◆ **WHAT YOU WILL DO**: Copy the records below exactly, from the line containing "Output a JSON" through the last line, and leave out every picture.

◆ **EXTRACTED MATERIAL**:
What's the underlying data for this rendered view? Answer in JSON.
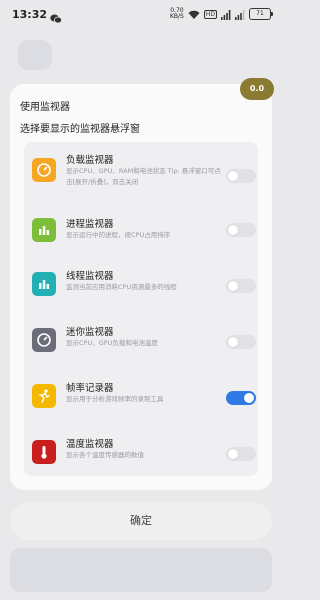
{
  "status_bar": {
    "time": "13:32",
    "speed_value": "0.70",
    "speed_unit": "KB/S",
    "hd_label": "HD",
    "battery": "71"
  },
  "fps_badge": "0.0",
  "dialog": {
    "title": "使用监视器",
    "subtitle": "选择要显示的监视器悬浮窗",
    "items": [
      {
        "name": "负载监视器",
        "desc": "显示CPU、GPU、RAM和电池状态 Tip: 悬浮窗口可点击[展开/折叠]，双击关闭",
        "icon": "gauge-icon",
        "color": "#f5a623",
        "enabled": false
      },
      {
        "name": "进程监视器",
        "desc": "显示运行中的进程，按CPU占用排序",
        "icon": "bar-chart-icon",
        "color": "#7cbd3a",
        "enabled": false
      },
      {
        "name": "线程监视器",
        "desc": "监测当前应用消耗CPU资源最多的线程",
        "icon": "bar-chart-icon",
        "color": "#23b0b4",
        "enabled": false
      },
      {
        "name": "迷你监视器",
        "desc": "显示CPU、GPU负载和电池温度",
        "icon": "gauge-icon",
        "color": "#6b6d78",
        "enabled": false
      },
      {
        "name": "帧率记录器",
        "desc": "显示用于分析游戏帧率的录制工具",
        "icon": "runner-icon",
        "color": "#f5b800",
        "enabled": true
      },
      {
        "name": "温度监视器",
        "desc": "显示各个温度传感器的数值",
        "icon": "thermometer-icon",
        "color": "#c81e1e",
        "enabled": false
      }
    ]
  },
  "confirm_label": "确定",
  "colors": {
    "toggle_on": "#2f7ae5",
    "toggle_off": "#e2e2e6",
    "badge": "#8a7a32"
  }
}
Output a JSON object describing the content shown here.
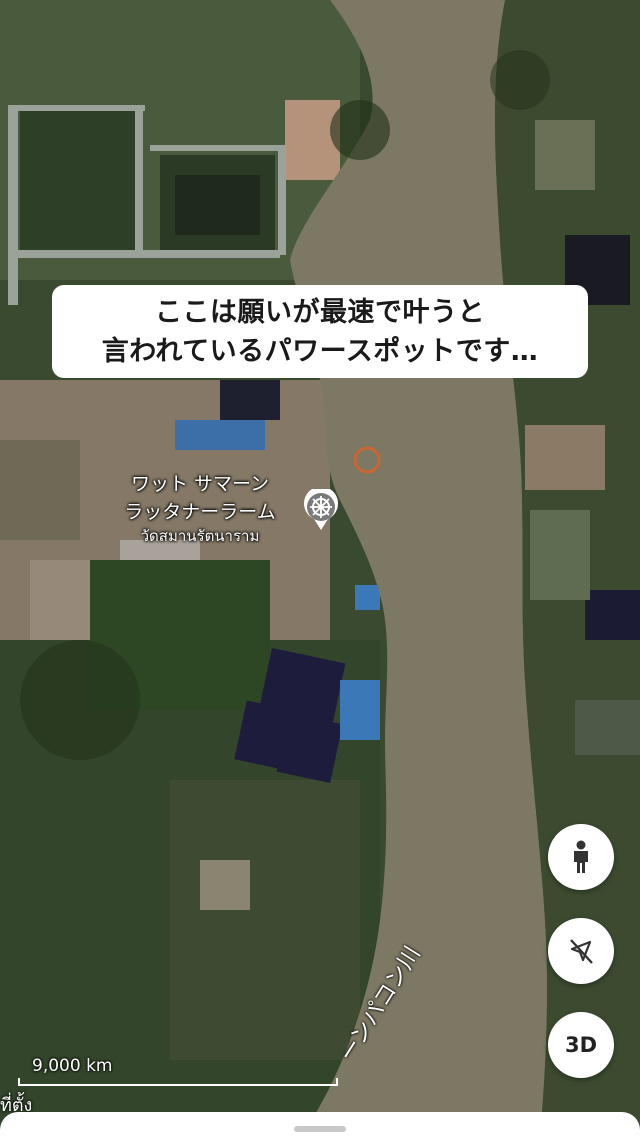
{
  "caption": {
    "line1": "ここは願いが最速で叶うと",
    "line2": "言われているパワースポットです…"
  },
  "place": {
    "name_line1": "ワット サマーン",
    "name_line2": "ラッタナーラーム",
    "name_thai": "วัดสมานรัตนาราม"
  },
  "controls": {
    "person_icon": "person-icon",
    "compass_icon": "compass-off-icon",
    "three_d_label": "3D"
  },
  "scale": {
    "label": "9,000 km"
  },
  "corner_label": "ที่ตั้ง",
  "river_label": "ーンパコン川",
  "colors": {
    "river": "#7a7560",
    "vegetation": "#3b4a2f",
    "ponds": "#1f1d3a",
    "caption_bg": "#ffffff"
  }
}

◆ **THE SOLUTION**:
Output a JSON object describing the content shown here.
{
  "caption": {
    "line1": "ここは願いが最速で叶うと",
    "line2": "言われているパワースポットです…"
  },
  "place": {
    "name_line1": "ワット サマーン",
    "name_line2": "ラッタナーラーム",
    "name_thai": "วัดสมานรัตนาราม"
  },
  "controls": {
    "person_icon": "person-icon",
    "compass_icon": "compass-off-icon",
    "three_d_label": "3D"
  },
  "scale": {
    "label": "9,000 km"
  },
  "corner_label": "ที่ตั้ง",
  "river_label": "ーンパコン川",
  "colors": {
    "river": "#7a7560",
    "vegetation": "#3b4a2f",
    "ponds": "#1f1d3a",
    "caption_bg": "#ffffff"
  }
}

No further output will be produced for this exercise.